Dataset extract
_ _ _ _

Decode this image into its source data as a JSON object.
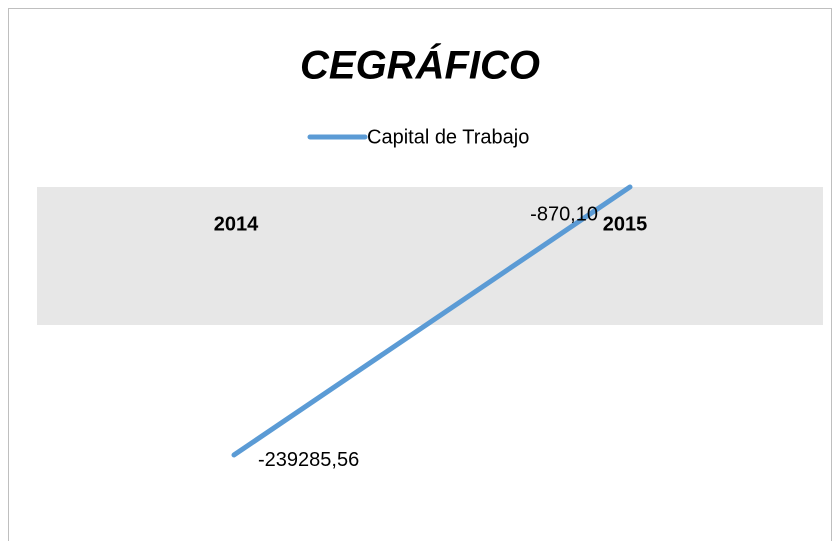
{
  "chart_data": {
    "type": "line",
    "title": "CEGRÁFICO",
    "categories": [
      "2014",
      "2015"
    ],
    "series": [
      {
        "name": "Capital de Trabajo",
        "color": "#5b9bd5",
        "values": [
          -239285.56,
          -870.1
        ],
        "value_labels": [
          "-239285,56",
          "-870,10"
        ]
      }
    ],
    "ylim": [
      -250000,
      0
    ]
  }
}
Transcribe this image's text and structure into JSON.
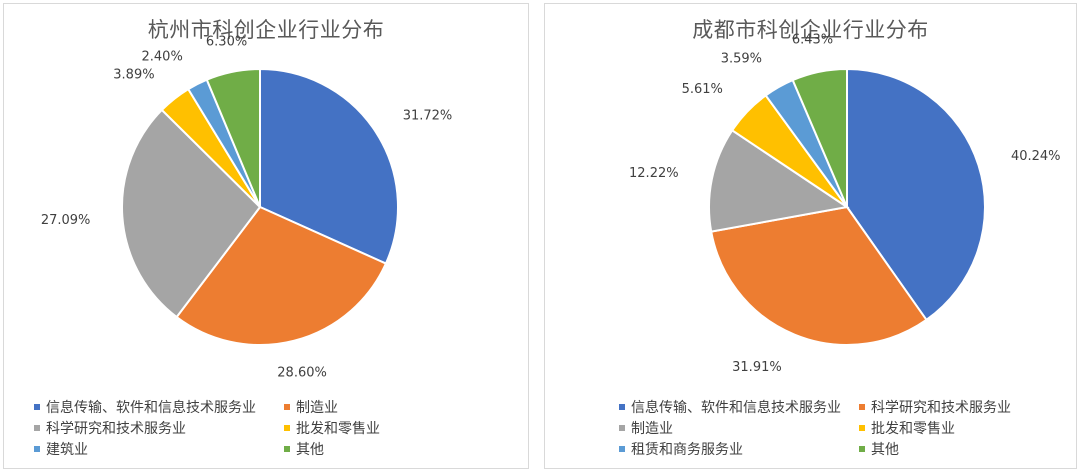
{
  "chart_data": [
    {
      "type": "pie",
      "title": "杭州市科创企业行业分布",
      "slices": [
        {
          "label": "信息传输、软件和信息技术服务业",
          "value": 31.72,
          "display": "31.72%",
          "color": "#4472c4"
        },
        {
          "label": "制造业",
          "value": 28.6,
          "display": "28.60%",
          "color": "#ed7d31"
        },
        {
          "label": "科学研究和技术服务业",
          "value": 27.09,
          "display": "27.09%",
          "color": "#a5a5a5"
        },
        {
          "label": "批发和零售业",
          "value": 3.89,
          "display": "3.89%",
          "color": "#ffc000"
        },
        {
          "label": "建筑业",
          "value": 2.4,
          "display": "2.40%",
          "color": "#5b9bd5"
        },
        {
          "label": "其他",
          "value": 6.3,
          "display": "6.30%",
          "color": "#70ad47"
        }
      ],
      "legend_position": "bottom"
    },
    {
      "type": "pie",
      "title": "成都市科创企业行业分布",
      "slices": [
        {
          "label": "信息传输、软件和信息技术服务业",
          "value": 40.24,
          "display": "40.24%",
          "color": "#4472c4"
        },
        {
          "label": "科学研究和技术服务业",
          "value": 31.91,
          "display": "31.91%",
          "color": "#ed7d31"
        },
        {
          "label": "制造业",
          "value": 12.22,
          "display": "12.22%",
          "color": "#a5a5a5"
        },
        {
          "label": "批发和零售业",
          "value": 5.61,
          "display": "5.61%",
          "color": "#ffc000"
        },
        {
          "label": "租赁和商务服务业",
          "value": 3.59,
          "display": "3.59%",
          "color": "#5b9bd5"
        },
        {
          "label": "其他",
          "value": 6.43,
          "display": "6.43%",
          "color": "#70ad47"
        }
      ],
      "legend_position": "bottom"
    }
  ]
}
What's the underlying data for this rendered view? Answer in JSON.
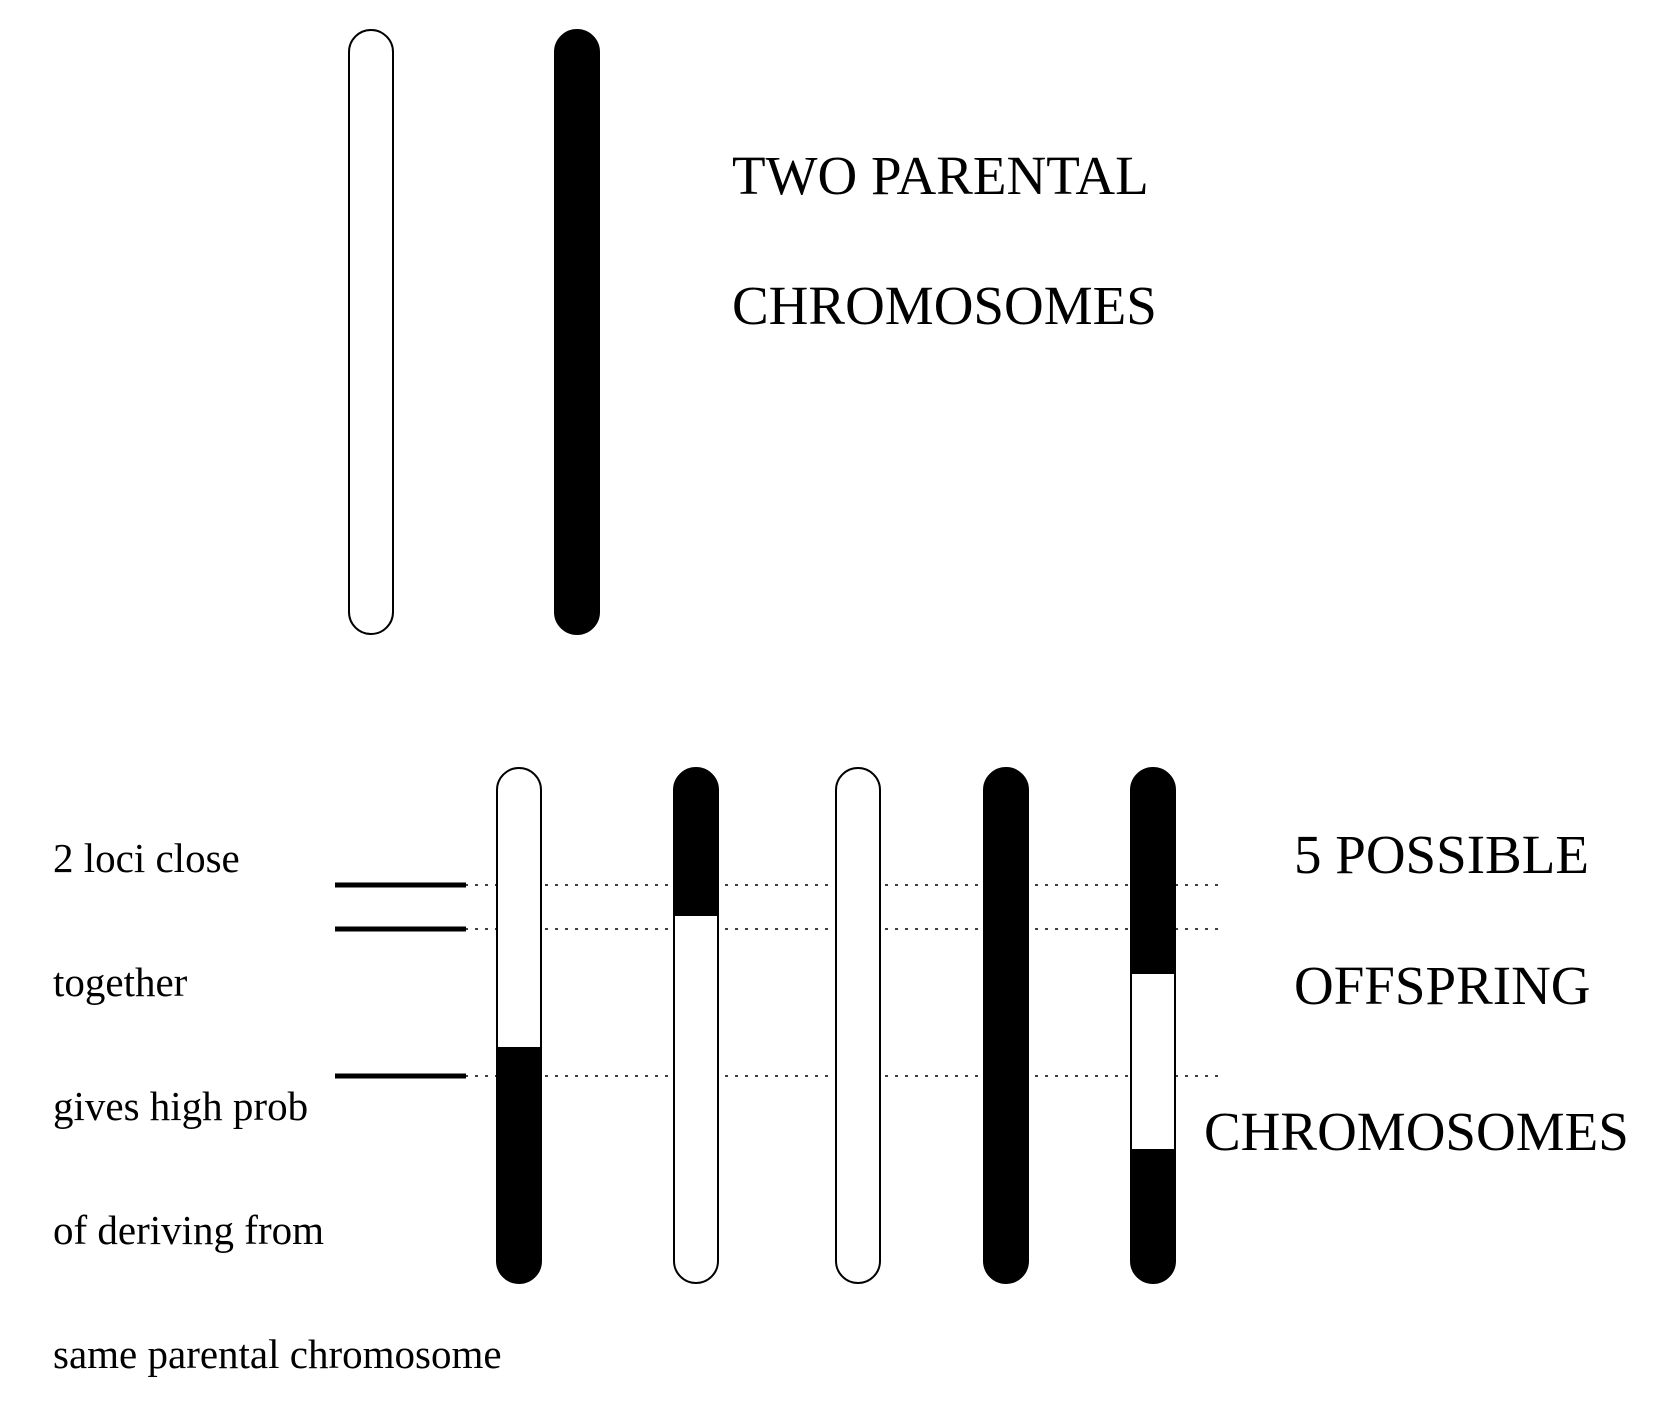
{
  "parents": {
    "title_line1": "TWO PARENTAL",
    "title_line2": "CHROMOSOMES",
    "chromosomes": [
      {
        "name": "parent-chromosome-white",
        "segments": [
          {
            "from": 0,
            "to": 1,
            "color": "#ffffff"
          }
        ]
      },
      {
        "name": "parent-chromosome-black",
        "segments": [
          {
            "from": 0,
            "to": 1,
            "color": "#000000"
          }
        ]
      }
    ]
  },
  "offspring": {
    "title_line1": "5 POSSIBLE",
    "title_line2": "OFFSPRING",
    "title_line3": "CHROMOSOMES",
    "chromosomes": [
      {
        "name": "offspring-chromosome-1",
        "segments": [
          {
            "from": 0,
            "to": 0.54,
            "color": "#ffffff"
          },
          {
            "from": 0.54,
            "to": 1,
            "color": "#000000"
          }
        ]
      },
      {
        "name": "offspring-chromosome-2",
        "segments": [
          {
            "from": 0,
            "to": 0.29,
            "color": "#000000"
          },
          {
            "from": 0.29,
            "to": 1,
            "color": "#ffffff"
          }
        ]
      },
      {
        "name": "offspring-chromosome-3",
        "segments": [
          {
            "from": 0,
            "to": 1,
            "color": "#ffffff"
          }
        ]
      },
      {
        "name": "offspring-chromosome-4",
        "segments": [
          {
            "from": 0,
            "to": 1,
            "color": "#000000"
          }
        ]
      },
      {
        "name": "offspring-chromosome-5",
        "segments": [
          {
            "from": 0,
            "to": 0.4,
            "color": "#000000"
          },
          {
            "from": 0.4,
            "to": 0.74,
            "color": "#ffffff"
          },
          {
            "from": 0.74,
            "to": 1,
            "color": "#000000"
          }
        ]
      }
    ]
  },
  "loci": {
    "count": 3,
    "note_lines": [
      "2 loci  close",
      "together",
      "gives high prob",
      "of deriving from",
      "same parental chromosome"
    ]
  },
  "colors": {
    "ink": "#000000",
    "paper": "#ffffff"
  }
}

_ _ _ _

Exercise description
Transcribe the records above verbatim. Do not carry over any picture.

Right answer
Decode this image into its source data as a JSON object.
{
  "chart_data": {
    "type": "line",
    "title": "CEGRÁFICO",
    "categories": [
      "2014",
      "2015"
    ],
    "series": [
      {
        "name": "Capital de Trabajo",
        "color": "#5b9bd5",
        "values": [
          -239285.56,
          -870.1
        ],
        "value_labels": [
          "-239285,56",
          "-870,10"
        ]
      }
    ],
    "ylim": [
      -250000,
      0
    ]
  }
}
Transcribe this image's text and structure into JSON.
{
  "chart_data": [
    {
      "type": "pie",
      "title": "杭州市科创企业行业分布",
      "slices": [
        {
          "label": "信息传输、软件和信息技术服务业",
          "value": 31.72,
          "display": "31.72%",
          "color": "#4472c4"
        },
        {
          "label": "制造业",
          "value": 28.6,
          "display": "28.60%",
          "color": "#ed7d31"
        },
        {
          "label": "科学研究和技术服务业",
          "value": 27.09,
          "display": "27.09%",
          "color": "#a5a5a5"
        },
        {
          "label": "批发和零售业",
          "value": 3.89,
          "display": "3.89%",
          "color": "#ffc000"
        },
        {
          "label": "建筑业",
          "value": 2.4,
          "display": "2.40%",
          "color": "#5b9bd5"
        },
        {
          "label": "其他",
          "value": 6.3,
          "display": "6.30%",
          "color": "#70ad47"
        }
      ],
      "legend_position": "bottom"
    },
    {
      "type": "pie",
      "title": "成都市科创企业行业分布",
      "slices": [
        {
          "label": "信息传输、软件和信息技术服务业",
          "value": 40.24,
          "display": "40.24%",
          "color": "#4472c4"
        },
        {
          "label": "科学研究和技术服务业",
          "value": 31.91,
          "display": "31.91%",
          "color": "#ed7d31"
        },
        {
          "label": "制造业",
          "value": 12.22,
          "display": "12.22%",
          "color": "#a5a5a5"
        },
        {
          "label": "批发和零售业",
          "value": 5.61,
          "display": "5.61%",
          "color": "#ffc000"
        },
        {
          "label": "租赁和商务服务业",
          "value": 3.59,
          "display": "3.59%",
          "color": "#5b9bd5"
        },
        {
          "label": "其他",
          "value": 6.43,
          "display": "6.43%",
          "color": "#70ad47"
        }
      ],
      "legend_position": "bottom"
    }
  ]
}
What's the underlying data for this rendered view? Answer in JSON.
{
  "parents": {
    "title_line1": "TWO PARENTAL",
    "title_line2": "CHROMOSOMES",
    "chromosomes": [
      {
        "name": "parent-chromosome-white",
        "segments": [
          {
            "from": 0,
            "to": 1,
            "color": "#ffffff"
          }
        ]
      },
      {
        "name": "parent-chromosome-black",
        "segments": [
          {
            "from": 0,
            "to": 1,
            "color": "#000000"
          }
        ]
      }
    ]
  },
  "offspring": {
    "title_line1": "5 POSSIBLE",
    "title_line2": "OFFSPRING",
    "title_line3": "CHROMOSOMES",
    "chromosomes": [
      {
        "name": "offspring-chromosome-1",
        "segments": [
          {
            "from": 0,
            "to": 0.54,
            "color": "#ffffff"
          },
          {
            "from": 0.54,
            "to": 1,
            "color": "#000000"
          }
        ]
      },
      {
        "name": "offspring-chromosome-2",
        "segments": [
          {
            "from": 0,
            "to": 0.29,
            "color": "#000000"
          },
          {
            "from": 0.29,
            "to": 1,
            "color": "#ffffff"
          }
        ]
      },
      {
        "name": "offspring-chromosome-3",
        "segments": [
          {
            "from": 0,
            "to": 1,
            "color": "#ffffff"
          }
        ]
      },
      {
        "name": "offspring-chromosome-4",
        "segments": [
          {
            "from": 0,
            "to": 1,
            "color": "#000000"
          }
        ]
      },
      {
        "name": "offspring-chromosome-5",
        "segments": [
          {
            "from": 0,
            "to": 0.4,
            "color": "#000000"
          },
          {
            "from": 0.4,
            "to": 0.74,
            "color": "#ffffff"
          },
          {
            "from": 0.74,
            "to": 1,
            "color": "#000000"
          }
        ]
      }
    ]
  },
  "loci": {
    "count": 3,
    "note_lines": [
      "2 loci  close",
      "together",
      "gives high prob",
      "of deriving from",
      "same parental chromosome"
    ]
  },
  "colors": {
    "ink": "#000000",
    "paper": "#ffffff"
  }
}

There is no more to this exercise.